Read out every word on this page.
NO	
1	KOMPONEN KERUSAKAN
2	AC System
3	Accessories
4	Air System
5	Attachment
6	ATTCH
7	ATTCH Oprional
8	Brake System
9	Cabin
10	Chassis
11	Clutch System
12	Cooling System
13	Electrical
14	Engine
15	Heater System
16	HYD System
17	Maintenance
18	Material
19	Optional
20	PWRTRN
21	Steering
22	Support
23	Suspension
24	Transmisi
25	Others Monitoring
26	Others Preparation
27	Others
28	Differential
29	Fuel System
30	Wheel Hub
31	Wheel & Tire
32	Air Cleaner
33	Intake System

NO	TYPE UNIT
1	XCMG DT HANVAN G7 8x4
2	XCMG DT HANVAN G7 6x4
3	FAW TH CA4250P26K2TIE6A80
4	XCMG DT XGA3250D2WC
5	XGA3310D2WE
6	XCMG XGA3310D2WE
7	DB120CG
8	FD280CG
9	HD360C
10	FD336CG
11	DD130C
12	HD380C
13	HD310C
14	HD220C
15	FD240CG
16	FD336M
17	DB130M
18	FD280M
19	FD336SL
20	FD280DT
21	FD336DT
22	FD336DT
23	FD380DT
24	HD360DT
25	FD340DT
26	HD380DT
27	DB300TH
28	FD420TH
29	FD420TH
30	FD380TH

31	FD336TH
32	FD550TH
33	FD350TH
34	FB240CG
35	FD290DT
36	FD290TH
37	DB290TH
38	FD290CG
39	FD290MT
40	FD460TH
###
* _What to work on_:
Track down every line with the word "HANVAN" and copy it.

* _Complete answer_:
1	XCMG DT HANVAN G7 8x4
2	XCMG DT HANVAN G7 6x4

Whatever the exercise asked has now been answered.